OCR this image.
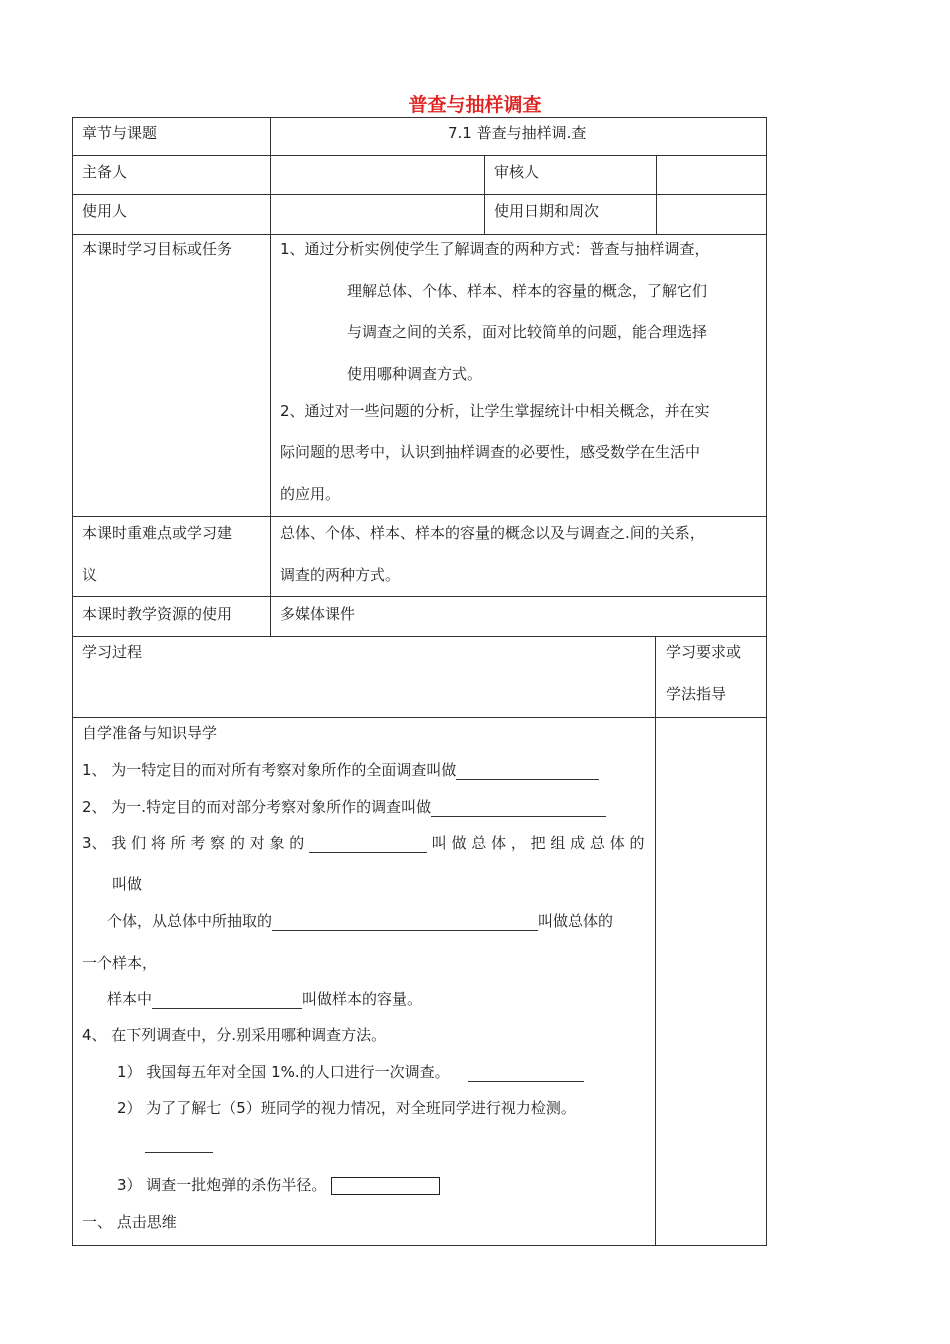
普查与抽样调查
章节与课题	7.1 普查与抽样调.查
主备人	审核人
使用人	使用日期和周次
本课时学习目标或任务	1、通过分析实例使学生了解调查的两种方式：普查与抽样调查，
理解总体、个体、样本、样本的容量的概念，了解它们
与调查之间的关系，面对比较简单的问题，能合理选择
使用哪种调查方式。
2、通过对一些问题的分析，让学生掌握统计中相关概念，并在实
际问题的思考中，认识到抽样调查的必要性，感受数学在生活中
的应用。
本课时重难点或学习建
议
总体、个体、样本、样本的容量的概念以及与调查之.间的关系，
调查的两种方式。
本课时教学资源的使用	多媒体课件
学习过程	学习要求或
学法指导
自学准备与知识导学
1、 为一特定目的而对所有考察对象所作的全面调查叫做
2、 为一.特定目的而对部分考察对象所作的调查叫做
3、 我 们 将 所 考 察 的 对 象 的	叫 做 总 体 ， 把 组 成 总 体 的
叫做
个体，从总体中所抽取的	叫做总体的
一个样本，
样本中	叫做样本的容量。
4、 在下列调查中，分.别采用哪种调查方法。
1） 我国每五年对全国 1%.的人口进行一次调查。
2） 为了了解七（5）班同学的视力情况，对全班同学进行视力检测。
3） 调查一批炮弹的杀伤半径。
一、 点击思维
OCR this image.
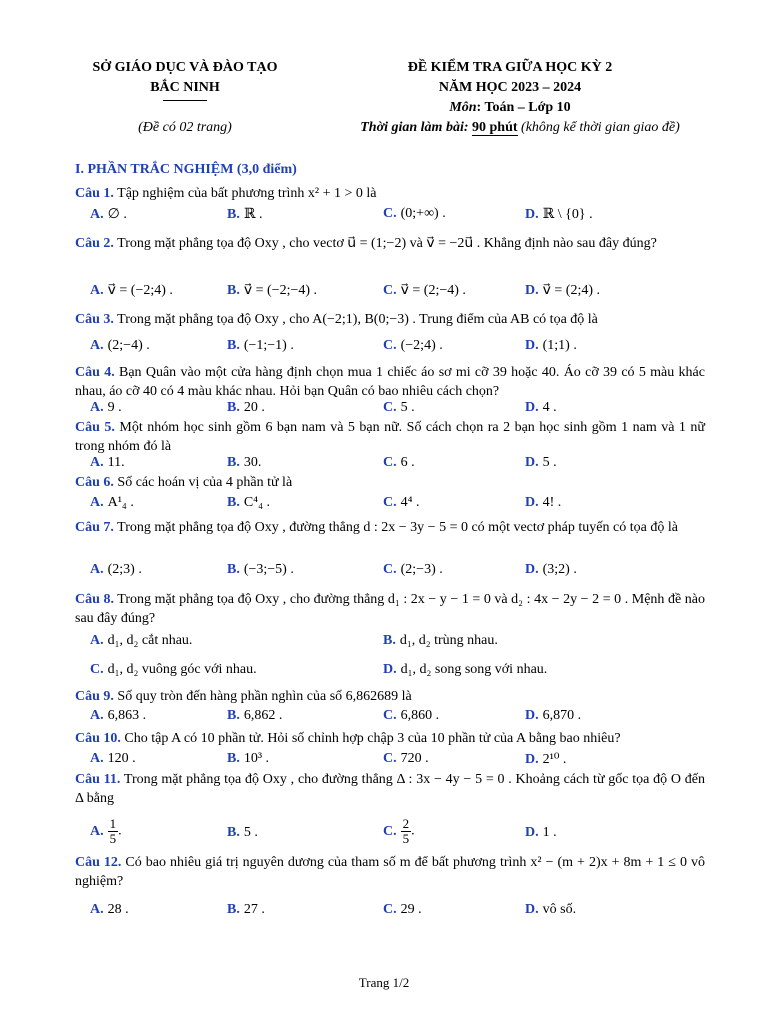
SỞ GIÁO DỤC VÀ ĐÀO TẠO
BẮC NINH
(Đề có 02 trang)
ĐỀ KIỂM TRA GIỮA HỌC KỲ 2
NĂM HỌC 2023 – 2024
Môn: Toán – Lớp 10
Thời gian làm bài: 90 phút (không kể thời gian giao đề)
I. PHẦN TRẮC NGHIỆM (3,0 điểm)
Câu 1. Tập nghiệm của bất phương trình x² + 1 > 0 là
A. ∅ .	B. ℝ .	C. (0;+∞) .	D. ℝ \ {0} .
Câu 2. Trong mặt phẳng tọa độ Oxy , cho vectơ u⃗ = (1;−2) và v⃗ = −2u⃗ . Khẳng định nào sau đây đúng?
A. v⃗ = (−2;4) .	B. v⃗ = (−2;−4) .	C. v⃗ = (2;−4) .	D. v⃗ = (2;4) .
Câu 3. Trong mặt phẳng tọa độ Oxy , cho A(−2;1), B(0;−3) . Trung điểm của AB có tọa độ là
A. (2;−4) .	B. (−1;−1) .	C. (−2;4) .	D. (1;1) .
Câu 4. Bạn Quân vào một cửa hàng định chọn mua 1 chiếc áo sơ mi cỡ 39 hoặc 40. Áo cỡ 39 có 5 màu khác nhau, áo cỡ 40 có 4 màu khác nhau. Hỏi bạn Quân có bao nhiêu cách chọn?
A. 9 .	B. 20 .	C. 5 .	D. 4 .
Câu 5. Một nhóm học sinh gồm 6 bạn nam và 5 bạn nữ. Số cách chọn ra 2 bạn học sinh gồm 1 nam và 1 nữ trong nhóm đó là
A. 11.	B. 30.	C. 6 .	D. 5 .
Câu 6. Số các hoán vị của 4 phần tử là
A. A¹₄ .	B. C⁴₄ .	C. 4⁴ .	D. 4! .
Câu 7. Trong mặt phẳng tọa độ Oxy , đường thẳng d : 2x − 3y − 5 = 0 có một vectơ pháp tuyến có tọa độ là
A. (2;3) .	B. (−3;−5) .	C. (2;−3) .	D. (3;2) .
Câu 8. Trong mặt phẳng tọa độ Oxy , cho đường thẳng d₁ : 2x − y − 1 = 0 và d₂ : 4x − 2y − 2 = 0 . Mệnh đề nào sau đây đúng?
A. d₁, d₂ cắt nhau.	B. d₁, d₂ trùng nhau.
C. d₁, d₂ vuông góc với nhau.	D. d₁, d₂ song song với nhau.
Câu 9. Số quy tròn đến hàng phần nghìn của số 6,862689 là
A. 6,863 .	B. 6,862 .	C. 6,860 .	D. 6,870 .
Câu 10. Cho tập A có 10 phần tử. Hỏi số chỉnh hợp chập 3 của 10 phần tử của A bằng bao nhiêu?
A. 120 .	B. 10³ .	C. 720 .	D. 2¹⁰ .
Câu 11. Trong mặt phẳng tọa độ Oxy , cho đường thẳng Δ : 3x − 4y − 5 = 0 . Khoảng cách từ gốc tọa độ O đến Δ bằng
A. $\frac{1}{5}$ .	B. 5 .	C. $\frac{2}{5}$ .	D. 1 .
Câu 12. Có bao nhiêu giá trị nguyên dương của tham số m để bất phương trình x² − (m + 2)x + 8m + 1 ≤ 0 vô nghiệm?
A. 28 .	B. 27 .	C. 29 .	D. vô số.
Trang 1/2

..............................

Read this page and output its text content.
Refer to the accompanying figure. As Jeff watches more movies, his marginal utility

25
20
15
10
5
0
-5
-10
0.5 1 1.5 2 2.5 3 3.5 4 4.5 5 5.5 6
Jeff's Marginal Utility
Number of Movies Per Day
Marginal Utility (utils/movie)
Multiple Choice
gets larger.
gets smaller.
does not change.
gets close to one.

..............................

Your goal – Show the lines of the records that include the string "cách".

Solution for this task –
Câu 4. Bạn Quân vào một cửa hàng định chọn mua 1 chiếc áo sơ mi cỡ 39 hoặc 40. Áo cỡ 39 có 5 màu khác nhau, áo cỡ 40 có 4 màu khác nhau. Hỏi bạn Quân có bao nhiêu cách chọn?
Câu 5. Một nhóm học sinh gồm 6 bạn nam và 5 bạn nữ. Số cách chọn ra 2 bạn học sinh gồm 1 nam và 1 nữ trong nhóm đó là
Câu 11. Trong mặt phẳng tọa độ Oxy , cho đường thẳng Δ : 3x − 4y − 5 = 0 . Khoảng cách từ gốc tọa độ O đến Δ bằng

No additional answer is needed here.